### RAW RECORDS
———
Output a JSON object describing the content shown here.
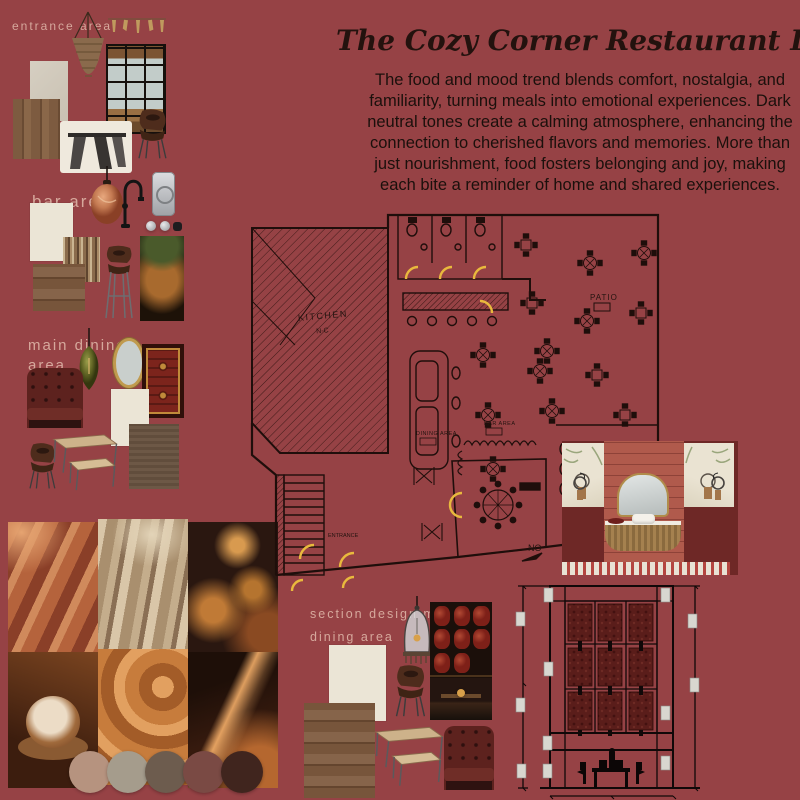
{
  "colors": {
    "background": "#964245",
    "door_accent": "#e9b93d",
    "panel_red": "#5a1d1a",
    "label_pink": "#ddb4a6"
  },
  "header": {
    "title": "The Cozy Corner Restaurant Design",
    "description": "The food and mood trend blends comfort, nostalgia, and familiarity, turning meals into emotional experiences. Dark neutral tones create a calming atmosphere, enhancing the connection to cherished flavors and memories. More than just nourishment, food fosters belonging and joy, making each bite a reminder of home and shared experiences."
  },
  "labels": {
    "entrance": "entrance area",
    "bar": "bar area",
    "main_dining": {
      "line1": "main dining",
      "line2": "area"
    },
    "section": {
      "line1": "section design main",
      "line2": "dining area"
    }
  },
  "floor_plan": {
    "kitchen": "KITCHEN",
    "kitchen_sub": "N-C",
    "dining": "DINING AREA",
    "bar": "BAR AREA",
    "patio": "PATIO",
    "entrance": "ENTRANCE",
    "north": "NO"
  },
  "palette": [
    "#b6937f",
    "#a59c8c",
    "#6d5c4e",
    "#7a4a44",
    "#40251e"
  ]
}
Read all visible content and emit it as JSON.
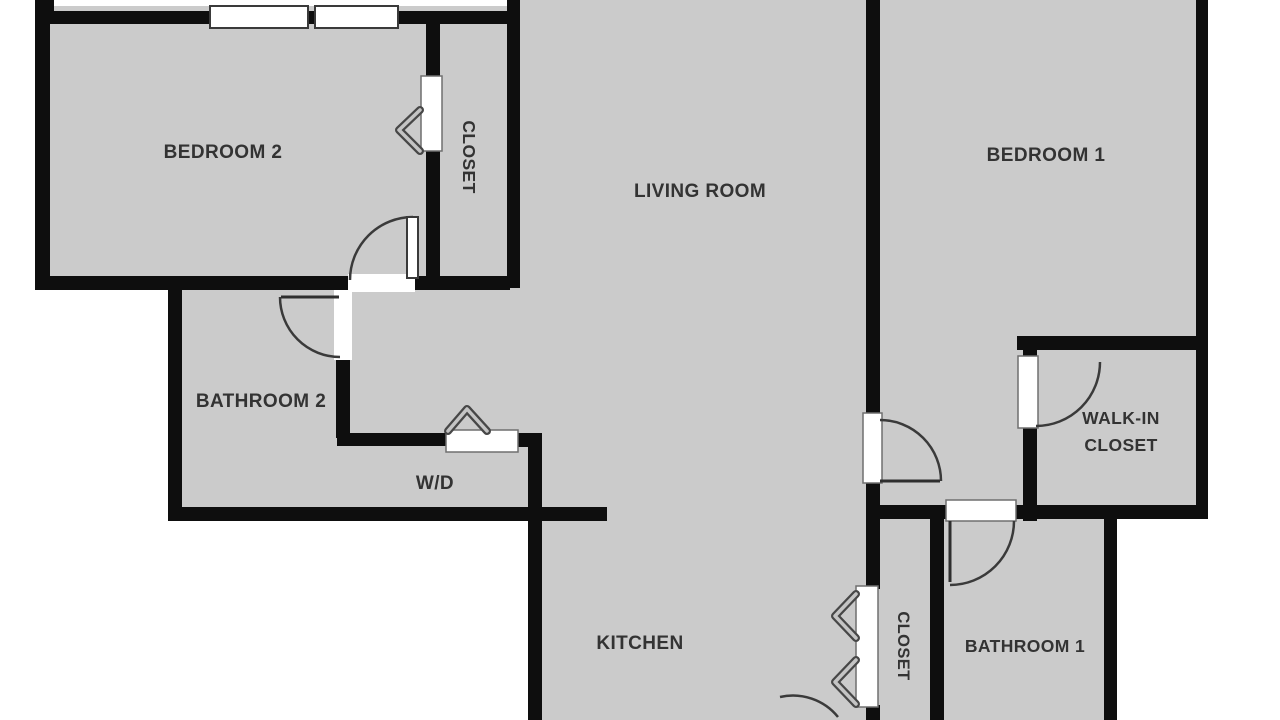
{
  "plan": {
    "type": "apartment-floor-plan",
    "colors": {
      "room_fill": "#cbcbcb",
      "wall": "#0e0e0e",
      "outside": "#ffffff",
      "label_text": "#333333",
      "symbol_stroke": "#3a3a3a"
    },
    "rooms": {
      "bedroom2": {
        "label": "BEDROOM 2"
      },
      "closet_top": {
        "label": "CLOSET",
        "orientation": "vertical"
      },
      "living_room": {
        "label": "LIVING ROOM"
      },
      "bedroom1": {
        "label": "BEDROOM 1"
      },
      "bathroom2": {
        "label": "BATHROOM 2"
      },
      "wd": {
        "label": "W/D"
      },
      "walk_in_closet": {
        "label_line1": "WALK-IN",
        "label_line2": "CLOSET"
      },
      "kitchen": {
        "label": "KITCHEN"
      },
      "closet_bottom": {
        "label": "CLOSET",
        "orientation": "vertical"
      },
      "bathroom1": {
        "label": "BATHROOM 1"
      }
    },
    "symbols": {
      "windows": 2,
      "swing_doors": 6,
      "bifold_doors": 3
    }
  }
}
———
### WHAT THE TASK REQUIRES
Collect the lines of the data that carry the word "entrance".

### ANSWER FOR THE TASK
    "entrance": "entrance area",
    "entrance": "ENTRANCE",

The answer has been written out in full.